** START Dataset entries **
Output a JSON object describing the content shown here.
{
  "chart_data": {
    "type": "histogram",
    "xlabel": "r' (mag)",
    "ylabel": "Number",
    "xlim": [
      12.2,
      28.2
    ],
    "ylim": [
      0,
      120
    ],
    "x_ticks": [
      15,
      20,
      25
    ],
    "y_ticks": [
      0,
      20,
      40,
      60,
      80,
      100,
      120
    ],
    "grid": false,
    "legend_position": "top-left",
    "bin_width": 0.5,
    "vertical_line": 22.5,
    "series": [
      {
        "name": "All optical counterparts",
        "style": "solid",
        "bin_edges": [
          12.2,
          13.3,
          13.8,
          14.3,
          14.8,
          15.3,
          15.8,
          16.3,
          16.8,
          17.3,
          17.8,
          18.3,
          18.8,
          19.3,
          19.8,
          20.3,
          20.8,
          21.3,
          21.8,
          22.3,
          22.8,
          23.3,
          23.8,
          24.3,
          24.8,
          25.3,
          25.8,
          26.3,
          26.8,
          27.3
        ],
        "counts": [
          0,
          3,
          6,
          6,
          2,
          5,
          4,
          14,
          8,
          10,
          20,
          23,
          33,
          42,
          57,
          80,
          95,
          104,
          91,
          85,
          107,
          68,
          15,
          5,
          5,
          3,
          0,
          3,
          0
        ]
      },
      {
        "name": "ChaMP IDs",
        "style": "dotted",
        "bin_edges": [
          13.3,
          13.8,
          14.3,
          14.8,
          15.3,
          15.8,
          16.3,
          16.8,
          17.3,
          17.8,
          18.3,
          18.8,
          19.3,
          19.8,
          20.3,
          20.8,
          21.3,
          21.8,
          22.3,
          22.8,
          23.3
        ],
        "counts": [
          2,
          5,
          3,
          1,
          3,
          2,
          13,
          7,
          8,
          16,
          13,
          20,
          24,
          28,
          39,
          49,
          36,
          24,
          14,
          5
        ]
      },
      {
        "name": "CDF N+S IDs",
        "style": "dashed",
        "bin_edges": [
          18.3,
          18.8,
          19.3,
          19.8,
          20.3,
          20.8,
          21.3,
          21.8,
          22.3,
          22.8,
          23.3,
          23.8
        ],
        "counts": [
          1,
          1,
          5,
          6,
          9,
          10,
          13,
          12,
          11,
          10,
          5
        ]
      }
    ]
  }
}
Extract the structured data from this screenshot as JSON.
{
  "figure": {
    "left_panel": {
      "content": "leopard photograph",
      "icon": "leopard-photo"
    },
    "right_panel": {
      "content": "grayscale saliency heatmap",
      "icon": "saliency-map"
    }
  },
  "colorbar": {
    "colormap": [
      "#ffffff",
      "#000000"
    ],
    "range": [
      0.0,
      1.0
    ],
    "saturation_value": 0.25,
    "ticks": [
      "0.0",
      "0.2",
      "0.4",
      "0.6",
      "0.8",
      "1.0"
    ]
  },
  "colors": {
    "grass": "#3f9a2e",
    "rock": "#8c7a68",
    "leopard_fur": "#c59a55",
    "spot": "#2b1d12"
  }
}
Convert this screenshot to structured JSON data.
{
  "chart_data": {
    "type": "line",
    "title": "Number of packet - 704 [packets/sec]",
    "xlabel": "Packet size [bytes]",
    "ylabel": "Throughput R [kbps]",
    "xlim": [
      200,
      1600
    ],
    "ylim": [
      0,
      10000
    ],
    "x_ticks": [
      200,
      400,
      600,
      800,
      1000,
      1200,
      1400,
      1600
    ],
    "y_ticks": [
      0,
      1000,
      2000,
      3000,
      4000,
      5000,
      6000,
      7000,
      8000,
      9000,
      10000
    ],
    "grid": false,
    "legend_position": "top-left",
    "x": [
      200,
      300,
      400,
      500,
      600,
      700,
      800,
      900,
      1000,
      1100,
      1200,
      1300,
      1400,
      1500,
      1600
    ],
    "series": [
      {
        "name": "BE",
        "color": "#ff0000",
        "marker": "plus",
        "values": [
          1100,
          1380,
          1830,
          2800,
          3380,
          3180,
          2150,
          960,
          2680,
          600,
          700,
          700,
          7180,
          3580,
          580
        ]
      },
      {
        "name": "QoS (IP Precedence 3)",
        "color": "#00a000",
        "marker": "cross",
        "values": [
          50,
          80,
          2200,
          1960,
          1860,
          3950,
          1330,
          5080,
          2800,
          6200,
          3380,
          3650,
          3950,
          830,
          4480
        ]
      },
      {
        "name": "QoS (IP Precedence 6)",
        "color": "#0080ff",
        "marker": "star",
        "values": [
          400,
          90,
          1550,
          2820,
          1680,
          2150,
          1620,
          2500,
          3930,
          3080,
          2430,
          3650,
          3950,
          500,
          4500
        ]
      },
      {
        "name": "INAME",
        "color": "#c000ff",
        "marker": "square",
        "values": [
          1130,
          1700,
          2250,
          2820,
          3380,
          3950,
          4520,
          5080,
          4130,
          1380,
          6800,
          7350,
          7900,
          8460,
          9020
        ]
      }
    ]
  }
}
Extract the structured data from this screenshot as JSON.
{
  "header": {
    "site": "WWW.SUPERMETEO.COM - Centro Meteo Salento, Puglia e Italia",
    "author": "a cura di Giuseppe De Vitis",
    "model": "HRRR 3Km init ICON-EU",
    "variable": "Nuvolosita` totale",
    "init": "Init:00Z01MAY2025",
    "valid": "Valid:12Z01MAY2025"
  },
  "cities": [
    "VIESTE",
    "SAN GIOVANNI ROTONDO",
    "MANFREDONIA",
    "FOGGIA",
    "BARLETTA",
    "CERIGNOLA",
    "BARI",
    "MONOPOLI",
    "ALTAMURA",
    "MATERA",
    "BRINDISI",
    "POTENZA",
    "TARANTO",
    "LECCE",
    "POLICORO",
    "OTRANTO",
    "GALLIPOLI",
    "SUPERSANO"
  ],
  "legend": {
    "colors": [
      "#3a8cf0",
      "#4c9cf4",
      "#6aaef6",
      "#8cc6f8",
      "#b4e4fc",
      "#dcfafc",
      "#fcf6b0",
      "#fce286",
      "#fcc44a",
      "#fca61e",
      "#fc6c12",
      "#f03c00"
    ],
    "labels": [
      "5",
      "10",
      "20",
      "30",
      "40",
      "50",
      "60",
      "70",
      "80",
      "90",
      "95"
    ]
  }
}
** END Dataset entries **
What is required: Take the records above and return them exactly as written.

Reply:
Output a JSON object describing the content shown here.
{
  "chart_data": {
    "type": "histogram",
    "xlabel": "r' (mag)",
    "ylabel": "Number",
    "xlim": [
      12.2,
      28.2
    ],
    "ylim": [
      0,
      120
    ],
    "x_ticks": [
      15,
      20,
      25
    ],
    "y_ticks": [
      0,
      20,
      40,
      60,
      80,
      100,
      120
    ],
    "grid": false,
    "legend_position": "top-left",
    "bin_width": 0.5,
    "vertical_line": 22.5,
    "series": [
      {
        "name": "All optical counterparts",
        "style": "solid",
        "bin_edges": [
          12.2,
          13.3,
          13.8,
          14.3,
          14.8,
          15.3,
          15.8,
          16.3,
          16.8,
          17.3,
          17.8,
          18.3,
          18.8,
          19.3,
          19.8,
          20.3,
          20.8,
          21.3,
          21.8,
          22.3,
          22.8,
          23.3,
          23.8,
          24.3,
          24.8,
          25.3,
          25.8,
          26.3,
          26.8,
          27.3
        ],
        "counts": [
          0,
          3,
          6,
          6,
          2,
          5,
          4,
          14,
          8,
          10,
          20,
          23,
          33,
          42,
          57,
          80,
          95,
          104,
          91,
          85,
          107,
          68,
          15,
          5,
          5,
          3,
          0,
          3,
          0
        ]
      },
      {
        "name": "ChaMP IDs",
        "style": "dotted",
        "bin_edges": [
          13.3,
          13.8,
          14.3,
          14.8,
          15.3,
          15.8,
          16.3,
          16.8,
          17.3,
          17.8,
          18.3,
          18.8,
          19.3,
          19.8,
          20.3,
          20.8,
          21.3,
          21.8,
          22.3,
          22.8,
          23.3
        ],
        "counts": [
          2,
          5,
          3,
          1,
          3,
          2,
          13,
          7,
          8,
          16,
          13,
          20,
          24,
          28,
          39,
          49,
          36,
          24,
          14,
          5
        ]
      },
      {
        "name": "CDF N+S IDs",
        "style": "dashed",
        "bin_edges": [
          18.3,
          18.8,
          19.3,
          19.8,
          20.3,
          20.8,
          21.3,
          21.8,
          22.3,
          22.8,
          23.3,
          23.8
        ],
        "counts": [
          1,
          1,
          5,
          6,
          9,
          10,
          13,
          12,
          11,
          10,
          5
        ]
      }
    ]
  }
}
Extract the structured data from this screenshot as JSON.
{
  "figure": {
    "left_panel": {
      "content": "leopard photograph",
      "icon": "leopard-photo"
    },
    "right_panel": {
      "content": "grayscale saliency heatmap",
      "icon": "saliency-map"
    }
  },
  "colorbar": {
    "colormap": [
      "#ffffff",
      "#000000"
    ],
    "range": [
      0.0,
      1.0
    ],
    "saturation_value": 0.25,
    "ticks": [
      "0.0",
      "0.2",
      "0.4",
      "0.6",
      "0.8",
      "1.0"
    ]
  },
  "colors": {
    "grass": "#3f9a2e",
    "rock": "#8c7a68",
    "leopard_fur": "#c59a55",
    "spot": "#2b1d12"
  }
}
Convert this screenshot to structured JSON data.
{
  "chart_data": {
    "type": "line",
    "title": "Number of packet - 704 [packets/sec]",
    "xlabel": "Packet size [bytes]",
    "ylabel": "Throughput R [kbps]",
    "xlim": [
      200,
      1600
    ],
    "ylim": [
      0,
      10000
    ],
    "x_ticks": [
      200,
      400,
      600,
      800,
      1000,
      1200,
      1400,
      1600
    ],
    "y_ticks": [
      0,
      1000,
      2000,
      3000,
      4000,
      5000,
      6000,
      7000,
      8000,
      9000,
      10000
    ],
    "grid": false,
    "legend_position": "top-left",
    "x": [
      200,
      300,
      400,
      500,
      600,
      700,
      800,
      900,
      1000,
      1100,
      1200,
      1300,
      1400,
      1500,
      1600
    ],
    "series": [
      {
        "name": "BE",
        "color": "#ff0000",
        "marker": "plus",
        "values": [
          1100,
          1380,
          1830,
          2800,
          3380,
          3180,
          2150,
          960,
          2680,
          600,
          700,
          700,
          7180,
          3580,
          580
        ]
      },
      {
        "name": "QoS (IP Precedence 3)",
        "color": "#00a000",
        "marker": "cross",
        "values": [
          50,
          80,
          2200,
          1960,
          1860,
          3950,
          1330,
          5080,
          2800,
          6200,
          3380,
          3650,
          3950,
          830,
          4480
        ]
      },
      {
        "name": "QoS (IP Precedence 6)",
        "color": "#0080ff",
        "marker": "star",
        "values": [
          400,
          90,
          1550,
          2820,
          1680,
          2150,
          1620,
          2500,
          3930,
          3080,
          2430,
          3650,
          3950,
          500,
          4500
        ]
      },
      {
        "name": "INAME",
        "color": "#c000ff",
        "marker": "square",
        "values": [
          1130,
          1700,
          2250,
          2820,
          3380,
          3950,
          4520,
          5080,
          4130,
          1380,
          6800,
          7350,
          7900,
          8460,
          9020
        ]
      }
    ]
  }
}
Extract the structured data from this screenshot as JSON.
{
  "header": {
    "site": "WWW.SUPERMETEO.COM - Centro Meteo Salento, Puglia e Italia",
    "author": "a cura di Giuseppe De Vitis",
    "model": "HRRR 3Km init ICON-EU",
    "variable": "Nuvolosita` totale",
    "init": "Init:00Z01MAY2025",
    "valid": "Valid:12Z01MAY2025"
  },
  "cities": [
    "VIESTE",
    "SAN GIOVANNI ROTONDO",
    "MANFREDONIA",
    "FOGGIA",
    "BARLETTA",
    "CERIGNOLA",
    "BARI",
    "MONOPOLI",
    "ALTAMURA",
    "MATERA",
    "BRINDISI",
    "POTENZA",
    "TARANTO",
    "LECCE",
    "POLICORO",
    "OTRANTO",
    "GALLIPOLI",
    "SUPERSANO"
  ],
  "legend": {
    "colors": [
      "#3a8cf0",
      "#4c9cf4",
      "#6aaef6",
      "#8cc6f8",
      "#b4e4fc",
      "#dcfafc",
      "#fcf6b0",
      "#fce286",
      "#fcc44a",
      "#fca61e",
      "#fc6c12",
      "#f03c00"
    ],
    "labels": [
      "5",
      "10",
      "20",
      "30",
      "40",
      "50",
      "60",
      "70",
      "80",
      "90",
      "95"
    ]
  }
}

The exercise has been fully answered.